§ Exercise task: Count every line that holds the string "После", then give that number alone.

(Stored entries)
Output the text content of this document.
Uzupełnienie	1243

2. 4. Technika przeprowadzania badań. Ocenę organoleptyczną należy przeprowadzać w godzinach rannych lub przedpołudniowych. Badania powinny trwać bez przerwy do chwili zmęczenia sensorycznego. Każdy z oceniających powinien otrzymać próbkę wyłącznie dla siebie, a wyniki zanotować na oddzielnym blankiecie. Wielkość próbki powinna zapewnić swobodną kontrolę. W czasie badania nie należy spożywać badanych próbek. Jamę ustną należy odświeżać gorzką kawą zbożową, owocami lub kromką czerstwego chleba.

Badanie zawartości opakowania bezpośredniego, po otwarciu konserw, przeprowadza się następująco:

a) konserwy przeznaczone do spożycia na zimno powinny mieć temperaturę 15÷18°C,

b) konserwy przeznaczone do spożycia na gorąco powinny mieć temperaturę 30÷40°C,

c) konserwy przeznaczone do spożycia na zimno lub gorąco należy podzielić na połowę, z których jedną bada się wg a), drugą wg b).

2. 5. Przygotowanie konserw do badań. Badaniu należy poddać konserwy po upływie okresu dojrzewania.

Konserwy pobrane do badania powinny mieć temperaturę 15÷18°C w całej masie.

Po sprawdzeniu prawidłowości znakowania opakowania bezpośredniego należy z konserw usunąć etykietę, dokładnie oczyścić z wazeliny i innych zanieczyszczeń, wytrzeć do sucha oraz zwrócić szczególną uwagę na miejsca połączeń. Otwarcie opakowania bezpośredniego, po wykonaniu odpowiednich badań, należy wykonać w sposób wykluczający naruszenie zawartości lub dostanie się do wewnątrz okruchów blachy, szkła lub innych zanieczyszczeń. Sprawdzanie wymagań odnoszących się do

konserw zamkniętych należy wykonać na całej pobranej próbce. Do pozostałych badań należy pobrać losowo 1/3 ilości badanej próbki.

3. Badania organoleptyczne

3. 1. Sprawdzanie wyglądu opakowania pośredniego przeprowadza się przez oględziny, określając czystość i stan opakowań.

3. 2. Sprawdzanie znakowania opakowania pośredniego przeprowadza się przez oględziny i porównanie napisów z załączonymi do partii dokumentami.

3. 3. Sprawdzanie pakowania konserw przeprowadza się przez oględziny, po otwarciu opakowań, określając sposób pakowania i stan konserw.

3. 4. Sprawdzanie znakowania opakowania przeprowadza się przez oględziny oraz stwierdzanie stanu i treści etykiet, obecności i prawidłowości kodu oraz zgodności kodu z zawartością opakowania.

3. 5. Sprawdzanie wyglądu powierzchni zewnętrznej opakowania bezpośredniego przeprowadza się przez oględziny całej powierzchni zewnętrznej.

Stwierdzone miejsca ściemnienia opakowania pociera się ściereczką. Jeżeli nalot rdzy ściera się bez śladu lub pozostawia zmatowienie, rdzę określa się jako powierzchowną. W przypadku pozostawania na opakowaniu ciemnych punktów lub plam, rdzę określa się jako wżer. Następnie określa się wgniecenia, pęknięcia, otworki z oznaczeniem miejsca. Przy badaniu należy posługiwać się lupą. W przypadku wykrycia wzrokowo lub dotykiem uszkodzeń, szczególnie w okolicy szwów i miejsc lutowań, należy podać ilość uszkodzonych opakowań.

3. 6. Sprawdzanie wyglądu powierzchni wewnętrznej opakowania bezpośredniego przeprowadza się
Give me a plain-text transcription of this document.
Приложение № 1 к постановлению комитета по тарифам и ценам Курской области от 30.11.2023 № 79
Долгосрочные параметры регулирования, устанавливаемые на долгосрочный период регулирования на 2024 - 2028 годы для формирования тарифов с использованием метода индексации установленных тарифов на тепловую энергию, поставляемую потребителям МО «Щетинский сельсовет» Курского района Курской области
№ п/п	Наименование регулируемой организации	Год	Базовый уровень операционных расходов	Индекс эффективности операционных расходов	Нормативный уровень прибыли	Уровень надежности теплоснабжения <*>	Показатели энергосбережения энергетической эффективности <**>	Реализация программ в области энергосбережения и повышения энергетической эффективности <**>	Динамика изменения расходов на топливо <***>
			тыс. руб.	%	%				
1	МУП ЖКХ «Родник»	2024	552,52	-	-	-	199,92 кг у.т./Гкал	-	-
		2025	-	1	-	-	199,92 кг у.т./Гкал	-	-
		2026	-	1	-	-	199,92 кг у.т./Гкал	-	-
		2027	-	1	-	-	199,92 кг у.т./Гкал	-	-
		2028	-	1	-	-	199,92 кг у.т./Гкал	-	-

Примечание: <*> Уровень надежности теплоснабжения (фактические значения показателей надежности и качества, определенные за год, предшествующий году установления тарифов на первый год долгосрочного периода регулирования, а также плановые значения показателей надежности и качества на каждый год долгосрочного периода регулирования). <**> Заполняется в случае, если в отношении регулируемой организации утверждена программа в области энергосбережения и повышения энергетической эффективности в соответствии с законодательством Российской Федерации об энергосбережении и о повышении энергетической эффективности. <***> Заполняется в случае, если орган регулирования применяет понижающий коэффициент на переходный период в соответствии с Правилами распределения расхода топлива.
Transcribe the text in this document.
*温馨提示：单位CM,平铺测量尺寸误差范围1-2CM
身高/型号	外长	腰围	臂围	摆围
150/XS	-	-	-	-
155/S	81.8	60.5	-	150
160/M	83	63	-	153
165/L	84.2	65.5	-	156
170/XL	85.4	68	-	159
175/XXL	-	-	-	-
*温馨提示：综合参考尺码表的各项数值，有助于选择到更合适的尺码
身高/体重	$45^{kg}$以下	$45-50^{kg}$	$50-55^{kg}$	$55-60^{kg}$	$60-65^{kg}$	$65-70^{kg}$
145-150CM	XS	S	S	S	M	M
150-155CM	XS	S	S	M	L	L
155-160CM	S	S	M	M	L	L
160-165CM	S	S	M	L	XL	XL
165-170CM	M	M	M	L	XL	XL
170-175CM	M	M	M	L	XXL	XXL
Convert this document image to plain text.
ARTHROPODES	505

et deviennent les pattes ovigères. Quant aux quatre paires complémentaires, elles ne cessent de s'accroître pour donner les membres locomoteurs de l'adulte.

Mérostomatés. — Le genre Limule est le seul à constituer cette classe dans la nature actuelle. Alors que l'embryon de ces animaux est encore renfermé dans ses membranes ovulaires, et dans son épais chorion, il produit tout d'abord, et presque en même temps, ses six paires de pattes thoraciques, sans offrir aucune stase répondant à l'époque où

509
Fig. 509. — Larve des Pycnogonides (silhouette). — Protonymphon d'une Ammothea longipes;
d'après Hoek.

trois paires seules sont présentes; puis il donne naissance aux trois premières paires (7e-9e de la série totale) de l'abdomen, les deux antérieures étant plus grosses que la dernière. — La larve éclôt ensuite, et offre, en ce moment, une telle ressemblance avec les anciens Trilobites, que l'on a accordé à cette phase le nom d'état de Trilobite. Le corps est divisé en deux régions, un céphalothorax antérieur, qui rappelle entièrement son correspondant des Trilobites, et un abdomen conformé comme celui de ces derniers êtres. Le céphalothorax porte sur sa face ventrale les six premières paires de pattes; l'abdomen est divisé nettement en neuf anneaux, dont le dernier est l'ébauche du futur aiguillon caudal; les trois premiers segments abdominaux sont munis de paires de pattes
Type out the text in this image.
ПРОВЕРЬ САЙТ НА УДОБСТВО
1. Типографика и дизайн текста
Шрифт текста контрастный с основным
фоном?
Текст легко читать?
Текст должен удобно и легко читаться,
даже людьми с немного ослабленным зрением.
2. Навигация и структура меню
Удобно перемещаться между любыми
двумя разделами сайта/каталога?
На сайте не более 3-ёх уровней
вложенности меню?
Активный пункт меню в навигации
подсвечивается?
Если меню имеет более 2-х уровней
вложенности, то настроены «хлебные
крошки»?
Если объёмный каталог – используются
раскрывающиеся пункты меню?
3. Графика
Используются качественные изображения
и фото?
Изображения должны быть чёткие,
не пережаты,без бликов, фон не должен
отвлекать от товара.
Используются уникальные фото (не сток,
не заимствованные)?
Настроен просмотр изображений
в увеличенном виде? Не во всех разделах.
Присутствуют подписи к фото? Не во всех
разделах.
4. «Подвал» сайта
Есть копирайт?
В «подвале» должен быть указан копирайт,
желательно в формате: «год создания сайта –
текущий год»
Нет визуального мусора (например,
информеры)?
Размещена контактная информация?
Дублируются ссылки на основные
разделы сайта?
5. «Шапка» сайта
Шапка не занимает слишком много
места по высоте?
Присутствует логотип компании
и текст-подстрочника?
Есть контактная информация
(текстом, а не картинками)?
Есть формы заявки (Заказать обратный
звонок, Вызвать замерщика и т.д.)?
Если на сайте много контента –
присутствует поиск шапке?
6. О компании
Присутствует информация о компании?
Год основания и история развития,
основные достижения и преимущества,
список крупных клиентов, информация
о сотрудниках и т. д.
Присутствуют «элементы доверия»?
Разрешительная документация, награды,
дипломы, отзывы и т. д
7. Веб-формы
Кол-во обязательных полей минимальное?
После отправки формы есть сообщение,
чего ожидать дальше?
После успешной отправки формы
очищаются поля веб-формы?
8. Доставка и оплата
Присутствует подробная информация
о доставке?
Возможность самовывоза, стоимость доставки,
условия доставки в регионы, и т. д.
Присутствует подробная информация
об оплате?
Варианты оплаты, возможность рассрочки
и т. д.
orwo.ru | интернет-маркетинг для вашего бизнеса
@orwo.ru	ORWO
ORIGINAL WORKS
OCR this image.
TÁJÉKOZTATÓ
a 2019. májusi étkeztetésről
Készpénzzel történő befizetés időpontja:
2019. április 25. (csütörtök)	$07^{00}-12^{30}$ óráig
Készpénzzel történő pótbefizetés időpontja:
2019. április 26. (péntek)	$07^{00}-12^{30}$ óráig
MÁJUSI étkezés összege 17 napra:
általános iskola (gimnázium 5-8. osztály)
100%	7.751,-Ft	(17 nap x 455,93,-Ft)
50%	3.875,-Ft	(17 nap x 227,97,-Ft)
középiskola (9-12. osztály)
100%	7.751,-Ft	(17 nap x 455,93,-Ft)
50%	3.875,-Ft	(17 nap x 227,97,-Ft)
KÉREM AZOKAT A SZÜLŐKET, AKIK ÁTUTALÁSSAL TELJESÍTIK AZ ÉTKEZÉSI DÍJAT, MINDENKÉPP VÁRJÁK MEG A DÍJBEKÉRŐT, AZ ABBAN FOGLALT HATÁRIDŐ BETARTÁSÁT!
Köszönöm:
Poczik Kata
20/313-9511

§ Written solution: 2